Saved entries
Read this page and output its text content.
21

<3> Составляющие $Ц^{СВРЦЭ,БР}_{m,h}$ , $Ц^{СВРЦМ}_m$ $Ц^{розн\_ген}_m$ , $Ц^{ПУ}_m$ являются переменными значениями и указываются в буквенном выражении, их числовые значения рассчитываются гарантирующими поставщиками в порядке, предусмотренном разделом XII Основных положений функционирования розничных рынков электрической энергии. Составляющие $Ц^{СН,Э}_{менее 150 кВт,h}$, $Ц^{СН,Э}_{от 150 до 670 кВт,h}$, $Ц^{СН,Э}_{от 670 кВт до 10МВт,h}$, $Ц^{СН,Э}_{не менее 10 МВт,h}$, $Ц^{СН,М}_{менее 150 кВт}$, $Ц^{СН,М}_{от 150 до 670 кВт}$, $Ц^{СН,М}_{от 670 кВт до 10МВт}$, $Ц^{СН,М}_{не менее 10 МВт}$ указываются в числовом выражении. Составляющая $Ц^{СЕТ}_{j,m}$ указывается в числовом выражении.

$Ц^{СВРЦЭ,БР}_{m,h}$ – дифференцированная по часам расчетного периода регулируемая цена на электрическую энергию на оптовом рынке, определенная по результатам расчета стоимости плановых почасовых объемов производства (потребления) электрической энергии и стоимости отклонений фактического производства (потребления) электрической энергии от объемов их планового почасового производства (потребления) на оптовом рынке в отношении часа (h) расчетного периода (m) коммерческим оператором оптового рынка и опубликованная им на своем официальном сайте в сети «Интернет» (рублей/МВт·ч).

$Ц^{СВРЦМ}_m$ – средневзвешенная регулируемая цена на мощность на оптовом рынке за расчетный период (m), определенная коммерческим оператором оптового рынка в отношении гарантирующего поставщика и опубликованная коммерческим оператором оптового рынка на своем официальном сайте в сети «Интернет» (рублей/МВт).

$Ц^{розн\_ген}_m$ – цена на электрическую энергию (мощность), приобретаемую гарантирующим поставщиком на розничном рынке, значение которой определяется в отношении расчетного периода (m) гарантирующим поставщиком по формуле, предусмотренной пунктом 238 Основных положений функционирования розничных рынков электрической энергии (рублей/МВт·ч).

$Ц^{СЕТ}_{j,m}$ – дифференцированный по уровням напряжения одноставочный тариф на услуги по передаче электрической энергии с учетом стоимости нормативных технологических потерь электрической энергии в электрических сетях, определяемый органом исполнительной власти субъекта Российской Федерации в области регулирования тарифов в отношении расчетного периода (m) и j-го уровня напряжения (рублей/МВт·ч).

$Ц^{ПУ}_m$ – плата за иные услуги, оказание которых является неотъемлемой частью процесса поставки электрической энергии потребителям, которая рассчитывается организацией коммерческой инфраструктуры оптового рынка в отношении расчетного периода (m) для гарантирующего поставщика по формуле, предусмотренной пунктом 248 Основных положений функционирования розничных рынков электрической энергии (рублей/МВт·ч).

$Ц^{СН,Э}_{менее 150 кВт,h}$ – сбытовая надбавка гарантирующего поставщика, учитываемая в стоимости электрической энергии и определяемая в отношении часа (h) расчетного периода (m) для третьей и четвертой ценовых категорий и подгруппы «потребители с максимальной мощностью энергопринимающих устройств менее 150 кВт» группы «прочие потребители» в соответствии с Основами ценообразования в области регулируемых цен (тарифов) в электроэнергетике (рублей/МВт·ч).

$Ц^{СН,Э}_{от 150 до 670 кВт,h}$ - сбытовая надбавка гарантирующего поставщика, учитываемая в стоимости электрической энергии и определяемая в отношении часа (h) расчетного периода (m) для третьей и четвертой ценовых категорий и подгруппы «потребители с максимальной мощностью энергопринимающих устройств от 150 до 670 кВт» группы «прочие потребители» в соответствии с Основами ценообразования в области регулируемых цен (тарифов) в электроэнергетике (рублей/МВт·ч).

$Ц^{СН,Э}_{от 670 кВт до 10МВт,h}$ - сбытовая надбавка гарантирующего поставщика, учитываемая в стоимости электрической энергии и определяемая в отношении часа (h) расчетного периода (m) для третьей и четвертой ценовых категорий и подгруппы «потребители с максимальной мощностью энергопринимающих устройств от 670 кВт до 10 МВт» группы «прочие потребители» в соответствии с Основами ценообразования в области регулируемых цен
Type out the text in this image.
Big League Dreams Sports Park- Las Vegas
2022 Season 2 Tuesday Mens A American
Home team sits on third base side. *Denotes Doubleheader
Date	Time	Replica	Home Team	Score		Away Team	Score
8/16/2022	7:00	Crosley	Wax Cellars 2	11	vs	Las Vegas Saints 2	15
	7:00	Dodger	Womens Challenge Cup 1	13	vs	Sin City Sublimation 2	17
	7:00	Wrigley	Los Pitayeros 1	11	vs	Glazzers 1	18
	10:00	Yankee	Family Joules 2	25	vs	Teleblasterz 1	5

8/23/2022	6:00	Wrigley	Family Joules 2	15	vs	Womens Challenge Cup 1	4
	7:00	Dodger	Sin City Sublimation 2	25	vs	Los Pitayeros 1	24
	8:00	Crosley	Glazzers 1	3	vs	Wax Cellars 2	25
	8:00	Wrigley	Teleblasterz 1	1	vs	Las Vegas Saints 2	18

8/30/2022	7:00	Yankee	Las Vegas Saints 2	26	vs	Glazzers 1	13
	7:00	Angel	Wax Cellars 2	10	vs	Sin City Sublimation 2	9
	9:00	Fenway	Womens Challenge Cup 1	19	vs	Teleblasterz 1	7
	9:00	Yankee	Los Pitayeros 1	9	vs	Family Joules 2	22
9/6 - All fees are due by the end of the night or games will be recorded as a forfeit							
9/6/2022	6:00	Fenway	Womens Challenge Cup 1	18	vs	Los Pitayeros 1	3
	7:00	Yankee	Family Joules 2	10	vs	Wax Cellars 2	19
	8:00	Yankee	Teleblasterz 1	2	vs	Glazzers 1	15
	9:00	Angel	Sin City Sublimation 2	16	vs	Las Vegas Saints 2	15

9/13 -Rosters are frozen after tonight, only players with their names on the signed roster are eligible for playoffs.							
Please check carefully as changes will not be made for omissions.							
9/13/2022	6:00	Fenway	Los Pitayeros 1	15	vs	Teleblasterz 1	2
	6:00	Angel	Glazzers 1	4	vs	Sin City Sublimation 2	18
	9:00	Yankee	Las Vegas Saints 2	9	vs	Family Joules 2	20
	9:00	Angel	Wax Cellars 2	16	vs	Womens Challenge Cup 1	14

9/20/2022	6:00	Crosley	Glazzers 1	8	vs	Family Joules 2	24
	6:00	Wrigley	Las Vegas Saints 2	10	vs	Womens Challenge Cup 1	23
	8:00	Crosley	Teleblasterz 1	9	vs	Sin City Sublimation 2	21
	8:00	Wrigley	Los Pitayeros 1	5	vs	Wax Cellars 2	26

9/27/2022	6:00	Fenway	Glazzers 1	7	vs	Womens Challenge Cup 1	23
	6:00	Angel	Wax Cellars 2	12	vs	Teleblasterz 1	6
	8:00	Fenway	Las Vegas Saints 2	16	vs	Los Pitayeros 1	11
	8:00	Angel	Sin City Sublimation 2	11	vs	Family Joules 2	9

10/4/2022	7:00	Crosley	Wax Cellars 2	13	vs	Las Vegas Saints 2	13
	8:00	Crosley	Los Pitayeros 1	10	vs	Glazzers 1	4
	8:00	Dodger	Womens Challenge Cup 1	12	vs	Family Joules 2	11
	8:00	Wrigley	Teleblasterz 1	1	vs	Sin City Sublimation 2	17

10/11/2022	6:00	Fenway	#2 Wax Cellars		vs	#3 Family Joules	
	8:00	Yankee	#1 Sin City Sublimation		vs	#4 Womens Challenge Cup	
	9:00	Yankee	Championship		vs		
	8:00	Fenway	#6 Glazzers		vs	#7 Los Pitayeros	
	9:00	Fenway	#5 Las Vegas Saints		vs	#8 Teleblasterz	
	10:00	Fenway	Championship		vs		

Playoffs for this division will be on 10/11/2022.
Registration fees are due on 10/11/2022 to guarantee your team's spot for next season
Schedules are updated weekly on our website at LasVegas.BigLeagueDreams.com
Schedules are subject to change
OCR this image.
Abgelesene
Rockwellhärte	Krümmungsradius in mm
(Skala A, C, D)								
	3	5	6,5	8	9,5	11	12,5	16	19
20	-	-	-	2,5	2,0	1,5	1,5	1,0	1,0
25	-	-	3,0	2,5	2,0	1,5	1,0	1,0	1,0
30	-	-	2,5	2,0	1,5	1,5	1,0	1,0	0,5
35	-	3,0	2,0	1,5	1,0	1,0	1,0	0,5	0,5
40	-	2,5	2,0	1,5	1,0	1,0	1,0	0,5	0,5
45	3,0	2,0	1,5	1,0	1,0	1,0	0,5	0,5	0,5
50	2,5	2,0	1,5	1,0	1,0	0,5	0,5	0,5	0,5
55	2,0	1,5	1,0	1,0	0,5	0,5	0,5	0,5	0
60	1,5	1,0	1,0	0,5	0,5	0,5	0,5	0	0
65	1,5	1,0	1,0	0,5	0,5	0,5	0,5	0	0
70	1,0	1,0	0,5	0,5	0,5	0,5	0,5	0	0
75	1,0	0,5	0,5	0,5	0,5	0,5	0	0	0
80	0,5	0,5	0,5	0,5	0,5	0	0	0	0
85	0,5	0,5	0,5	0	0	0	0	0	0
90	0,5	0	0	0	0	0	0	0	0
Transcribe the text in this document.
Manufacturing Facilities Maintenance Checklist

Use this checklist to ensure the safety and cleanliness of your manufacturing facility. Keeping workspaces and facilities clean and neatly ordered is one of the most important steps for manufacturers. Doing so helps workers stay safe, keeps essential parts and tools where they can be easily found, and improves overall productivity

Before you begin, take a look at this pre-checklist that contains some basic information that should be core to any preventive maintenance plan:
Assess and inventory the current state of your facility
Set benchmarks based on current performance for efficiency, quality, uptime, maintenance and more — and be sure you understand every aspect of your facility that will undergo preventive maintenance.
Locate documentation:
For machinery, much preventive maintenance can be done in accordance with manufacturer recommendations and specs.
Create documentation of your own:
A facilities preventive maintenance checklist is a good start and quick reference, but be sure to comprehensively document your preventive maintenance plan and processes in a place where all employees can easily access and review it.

### Objective
Find every line that has "оптовом" in it, then return those lines.

### Written response
$Ц^{СВРЦЭ,БР}_{m,h}$ – дифференцированная по часам расчетного периода регулируемая цена на электрическую энергию на оптовом рынке, определенная по результатам расчета стоимости плановых почасовых объемов производства (потребления) электрической энергии и стоимости отклонений фактического производства (потребления) электрической энергии от объемов их планового почасового производства (потребления) на оптовом рынке в отношении часа (h) расчетного периода (m) коммерческим оператором оптового рынка и опубликованная им на своем официальном сайте в сети «Интернет» (рублей/МВт·ч).
$Ц^{СВРЦМ}_m$ – средневзвешенная регулируемая цена на мощность на оптовом рынке за расчетный период (m), определенная коммерческим оператором оптового рынка в отношении гарантирующего поставщика и опубликованная коммерческим оператором оптового рынка на своем официальном сайте в сети «Интернет» (рублей/МВт).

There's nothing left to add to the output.